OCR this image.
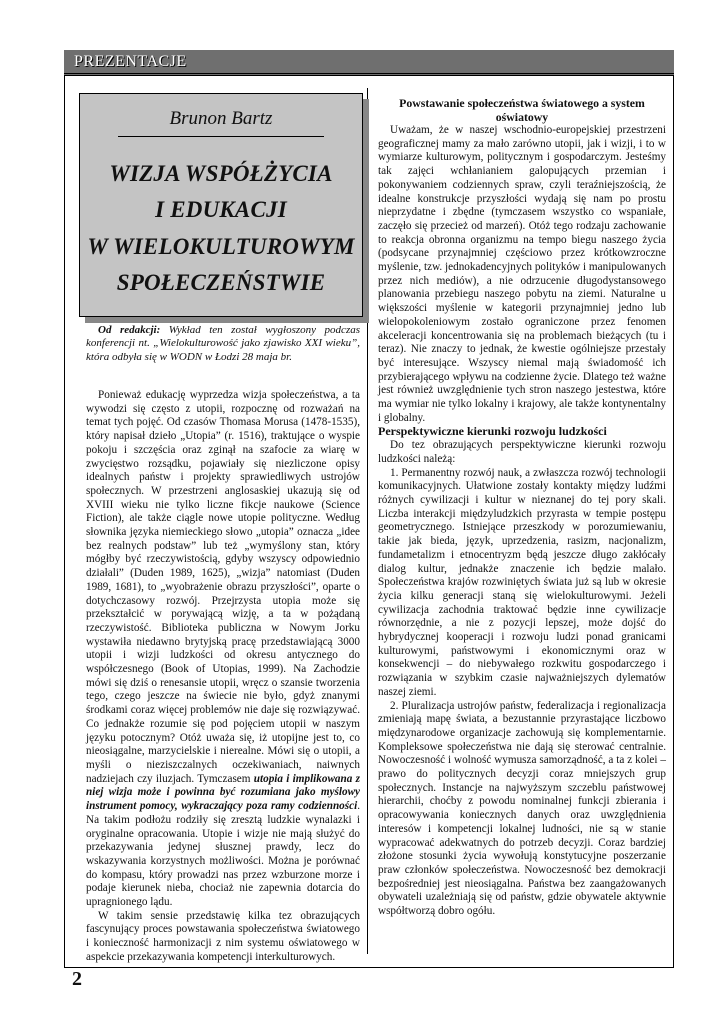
PREZENTACJE
Brunon Bartz
WIZJA WSPÓŁŻYCIA
I EDUKACJI
W WIELOKULTUROWYM
SPOŁECZEŃSTWIE

Od redakcji: Wykład ten został wygłoszony podczas konferencji nt. „Wielokulturowość jako zjawisko XXI wieku”, która odbyła się w WODN w Łodzi 28 maja br.

Ponieważ edukację wyprzedza wizja społeczeństwa, a ta wywodzi się często z utopii, rozpocznę od rozważań na temat tych pojęć. Od czasów Thomasa Morusa (1478-1535), który napisał dzieło „Utopia” (r. 1516), traktujące o wyspie pokoju i szczęścia oraz zginął na szafocie za wiarę w zwycięstwo rozsądku, pojawiały się niezliczone opisy idealnych państw i projekty sprawiedliwych ustrojów społecznych. W przestrzeni anglosaskiej ukazują się od XVIII wieku nie tylko liczne fikcje naukowe (Science Fiction), ale także ciągle nowe utopie polityczne. Według słownika języka niemieckiego słowo „utopia” oznacza „idee bez realnych podstaw” lub też „wymyślony stan, który mógłby być rzeczywistością, gdyby wszyscy odpowiednio działali” (Duden 1989, 1625), „wizja” natomiast (Duden 1989, 1681), to „wyobrażenie obrazu przyszłości”, oparte o dotychczasowy rozwój. Przejrzysta utopia może się przekształcić w porywającą wizję, a ta w pożądaną rzeczywistość. Biblioteka publiczna w Nowym Jorku wystawiła niedawno brytyjską pracę przedstawiającą 3000 utopii i wizji ludzkości od okresu antycznego do współczesnego (Book of Utopias, 1999). Na Zachodzie mówi się dziś o renesansie utopii, wręcz o szansie tworzenia tego, czego jeszcze na świecie nie było, gdyż znanymi środkami coraz więcej problemów nie daje się rozwiązywać. Co jednakże rozumie się pod pojęciem utopii w naszym języku potocznym? Otóż uważa się, iż utopijne jest to, co nieosiągalne, marzycielskie i nierealne. Mówi się o utopii, a myśli o nieziszczalnych oczekiwaniach, naiwnych nadziejach czy iluzjach. Tymczasem utopia i implikowana z niej wizja może i powinna być rozumiana jako myślowy instrument pomocy, wykraczający poza ramy codzienności. Na takim podłożu rodziły się zresztą ludzkie wynalazki i oryginalne opracowania. Utopie i wizje nie mają służyć do przekazywania jedynej słusznej prawdy, lecz do wskazywania korzystnych możliwości. Można je porównać do kompasu, który prowadzi nas przez wzburzone morze i podaje kierunek nieba, chociaż nie zapewnia dotarcia do upragnionego lądu.

W takim sensie przedstawię kilka tez obrazujących fascynujący proces powstawania społeczeństwa światowego i konieczność harmonizacji z nim systemu oświatowego w aspekcie przekazywania kompetencji interkulturowych.

Powstawanie społeczeństwa światowego a system oświatowy

Uważam, że w naszej wschodnio-europejskiej przestrzeni geograficznej mamy za mało zarówno utopii, jak i wizji, i to w wymiarze kulturowym, politycznym i gospodarczym. Jesteśmy tak zajęci wchłanianiem galopujących przemian i pokonywaniem codziennych spraw, czyli teraźniejszością, że idealne konstrukcje przyszłości wydają się nam po prostu nieprzydatne i zbędne (tymczasem wszystko co wspaniałe, zaczęło się przecież od marzeń). Otóż tego rodzaju zachowanie to reakcja obronna organizmu na tempo biegu naszego życia (podsycane przynajmniej częściowo przez krótkowzroczne myślenie, tzw. jednokadencyjnych polityków i manipulowanych przez nich mediów), a nie odrzucenie długodystansowego planowania przebiegu naszego pobytu na ziemi. Naturalne u większości myślenie w kategorii przynajmniej jedno lub wielopokoleniowym zostało ograniczone przez fenomen akceleracji koncentrowania się na problemach bieżących (tu i teraz). Nie znaczy to jednak, że kwestie ogólniejsze przestały być interesujące. Wszyscy niemal mają świadomość ich przybierającego wpływu na codzienne życie. Dlatego też ważne jest również uwzględnienie tych stron naszego jestestwa, które ma wymiar nie tylko lokalny i krajowy, ale także kontynentalny i globalny.

Perspektywiczne kierunki rozwoju ludzkości

Do tez obrazujących perspektywiczne kierunki rozwoju ludzkości należą:

1. Permanentny rozwój nauk, a zwłaszcza rozwój technologii komunikacyjnych. Ułatwione zostały kontakty między ludźmi różnych cywilizacji i kultur w nieznanej do tej pory skali. Liczba interakcji międzyludzkich przyrasta w tempie postępu geometrycznego. Istniejące przeszkody w porozumiewaniu, takie jak bieda, język, uprzedzenia, rasizm, nacjonalizm, fundametalizm i etnocentryzm będą jeszcze długo zakłócały dialog kultur, jednakże znaczenie ich będzie malało. Społeczeństwa krajów rozwiniętych świata już są lub w okresie życia kilku generacji staną się wielokulturowymi. Jeżeli cywilizacja zachodnia traktować będzie inne cywilizacje równorzędnie, a nie z pozycji lepszej, może dojść do hybrydycznej kooperacji i rozwoju ludzi ponad granicami kulturowymi, państwowymi i ekonomicznymi oraz w konsekwencji – do niebywałego rozkwitu gospodarczego i rozwiązania w szybkim czasie najważniejszych dylematów naszej ziemi.

2. Pluralizacja ustrojów państw, federalizacja i regionalizacja zmieniają mapę świata, a bezustannie przyrastające liczbowo międzynarodowe organizacje zachowują się komplementarnie. Kompleksowe społeczeństwa nie dają się sterować centralnie. Nowoczesność i wolność wymusza samorządność, a ta z kolei – prawo do politycznych decyzji coraz mniejszych grup społecznych. Instancje na najwyższym szczeblu państwowej hierarchii, choćby z powodu nominalnej funkcji zbierania i opracowywania koniecznych danych oraz uwzględnienia interesów i kompetencji lokalnej ludności, nie są w stanie wypracować adekwatnych do potrzeb decyzji. Coraz bardziej złożone stosunki życia wywołują konstytucyjne poszerzanie praw członków społeczeństwa. Nowoczesność bez demokracji bezpośredniej jest nieosiągalna. Państwa bez zaangażowanych obywateli uzależniają się od państw, gdzie obywatele aktywnie współtworzą dobro ogółu.

2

□ □ □

Your objective -> Check each line of the records for the word "kierunki" and extract those that contain it.

Solved problem ->
Perspektywiczne kierunki rozwoju ludzkości
Do tez obrazujących perspektywiczne kierunki rozwoju ludzkości należą:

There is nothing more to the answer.